Task statement: Repeat every entry in the listing below, exactly.

Excerpted records:
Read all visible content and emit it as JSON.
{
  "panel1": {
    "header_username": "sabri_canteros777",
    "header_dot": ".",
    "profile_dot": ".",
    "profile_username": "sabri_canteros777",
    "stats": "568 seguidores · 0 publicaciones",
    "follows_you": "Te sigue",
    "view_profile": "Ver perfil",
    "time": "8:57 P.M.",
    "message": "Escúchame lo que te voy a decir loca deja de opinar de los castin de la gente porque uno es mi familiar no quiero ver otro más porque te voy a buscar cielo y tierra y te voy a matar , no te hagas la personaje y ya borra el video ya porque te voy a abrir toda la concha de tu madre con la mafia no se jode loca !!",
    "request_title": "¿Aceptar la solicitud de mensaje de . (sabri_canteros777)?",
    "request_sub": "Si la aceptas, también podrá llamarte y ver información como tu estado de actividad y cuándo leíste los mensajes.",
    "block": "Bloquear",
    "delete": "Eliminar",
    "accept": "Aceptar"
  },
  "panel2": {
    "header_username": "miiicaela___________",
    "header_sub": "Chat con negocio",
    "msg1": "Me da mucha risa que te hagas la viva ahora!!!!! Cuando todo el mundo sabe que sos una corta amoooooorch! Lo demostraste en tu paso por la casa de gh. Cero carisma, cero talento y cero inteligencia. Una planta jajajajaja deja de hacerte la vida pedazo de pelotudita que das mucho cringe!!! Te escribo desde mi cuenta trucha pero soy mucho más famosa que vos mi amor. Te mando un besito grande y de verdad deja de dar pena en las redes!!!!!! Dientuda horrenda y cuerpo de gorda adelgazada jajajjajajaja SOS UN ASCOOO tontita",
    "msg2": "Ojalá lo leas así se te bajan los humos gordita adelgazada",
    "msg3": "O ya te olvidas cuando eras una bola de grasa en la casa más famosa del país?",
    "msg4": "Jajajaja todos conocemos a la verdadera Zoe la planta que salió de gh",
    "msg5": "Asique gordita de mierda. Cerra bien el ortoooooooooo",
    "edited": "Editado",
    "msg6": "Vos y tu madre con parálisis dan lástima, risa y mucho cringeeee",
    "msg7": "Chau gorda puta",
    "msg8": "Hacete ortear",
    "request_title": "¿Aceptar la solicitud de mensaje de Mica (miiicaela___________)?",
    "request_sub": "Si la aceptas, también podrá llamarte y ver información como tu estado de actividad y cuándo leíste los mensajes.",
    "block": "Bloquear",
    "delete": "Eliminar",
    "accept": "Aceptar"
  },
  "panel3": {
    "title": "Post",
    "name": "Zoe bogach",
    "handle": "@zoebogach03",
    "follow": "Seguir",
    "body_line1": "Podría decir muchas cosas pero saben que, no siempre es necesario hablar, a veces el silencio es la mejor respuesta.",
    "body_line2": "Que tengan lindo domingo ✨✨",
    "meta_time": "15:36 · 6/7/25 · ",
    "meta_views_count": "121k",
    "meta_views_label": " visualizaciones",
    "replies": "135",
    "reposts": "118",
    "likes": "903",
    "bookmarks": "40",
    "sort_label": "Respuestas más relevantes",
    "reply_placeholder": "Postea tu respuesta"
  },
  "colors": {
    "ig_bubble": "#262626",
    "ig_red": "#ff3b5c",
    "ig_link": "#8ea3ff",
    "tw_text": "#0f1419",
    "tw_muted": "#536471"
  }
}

Answer to this exercise:
Read all visible content and emit it as JSON.
{
  "panel1": {
    "header_username": "sabri_canteros777",
    "header_dot": ".",
    "profile_dot": ".",
    "profile_username": "sabri_canteros777",
    "stats": "568 seguidores · 0 publicaciones",
    "follows_you": "Te sigue",
    "view_profile": "Ver perfil",
    "time": "8:57 P.M.",
    "message": "Escúchame lo que te voy a decir loca deja de opinar de los castin de la gente porque uno es mi familiar no quiero ver otro más porque te voy a buscar cielo y tierra y te voy a matar , no te hagas la personaje y ya borra el video ya porque te voy a abrir toda la concha de tu madre con la mafia no se jode loca !!",
    "request_title": "¿Aceptar la solicitud de mensaje de . (sabri_canteros777)?",
    "request_sub": "Si la aceptas, también podrá llamarte y ver información como tu estado de actividad y cuándo leíste los mensajes.",
    "block": "Bloquear",
    "delete": "Eliminar",
    "accept": "Aceptar"
  },
  "panel2": {
    "header_username": "miiicaela___________",
    "header_sub": "Chat con negocio",
    "msg1": "Me da mucha risa que te hagas la viva ahora!!!!! Cuando todo el mundo sabe que sos una corta amoooooorch! Lo demostraste en tu paso por la casa de gh. Cero carisma, cero talento y cero inteligencia. Una planta jajajajaja deja de hacerte la vida pedazo de pelotudita que das mucho cringe!!! Te escribo desde mi cuenta trucha pero soy mucho más famosa que vos mi amor. Te mando un besito grande y de verdad deja de dar pena en las redes!!!!!! Dientuda horrenda y cuerpo de gorda adelgazada jajajjajajaja SOS UN ASCOOO tontita",
    "msg2": "Ojalá lo leas así se te bajan los humos gordita adelgazada",
    "msg3": "O ya te olvidas cuando eras una bola de grasa en la casa más famosa del país?",
    "msg4": "Jajajaja todos conocemos a la verdadera Zoe la planta que salió de gh",
    "msg5": "Asique gordita de mierda. Cerra bien el ortoooooooooo",
    "edited": "Editado",
    "msg6": "Vos y tu madre con parálisis dan lástima, risa y mucho cringeeee",
    "msg7": "Chau gorda puta",
    "msg8": "Hacete ortear",
    "request_title": "¿Aceptar la solicitud de mensaje de Mica (miiicaela___________)?",
    "request_sub": "Si la aceptas, también podrá llamarte y ver información como tu estado de actividad y cuándo leíste los mensajes.",
    "block": "Bloquear",
    "delete": "Eliminar",
    "accept": "Aceptar"
  },
  "panel3": {
    "title": "Post",
    "name": "Zoe bogach",
    "handle": "@zoebogach03",
    "follow": "Seguir",
    "body_line1": "Podría decir muchas cosas pero saben que, no siempre es necesario hablar, a veces el silencio es la mejor respuesta.",
    "body_line2": "Que tengan lindo domingo ✨✨",
    "meta_time": "15:36 · 6/7/25 · ",
    "meta_views_count": "121k",
    "meta_views_label": " visualizaciones",
    "replies": "135",
    "reposts": "118",
    "likes": "903",
    "bookmarks": "40",
    "sort_label": "Respuestas más relevantes",
    "reply_placeholder": "Postea tu respuesta"
  },
  "colors": {
    "ig_bubble": "#262626",
    "ig_red": "#ff3b5c",
    "ig_link": "#8ea3ff",
    "tw_text": "#0f1419",
    "tw_muted": "#536471"
  }
}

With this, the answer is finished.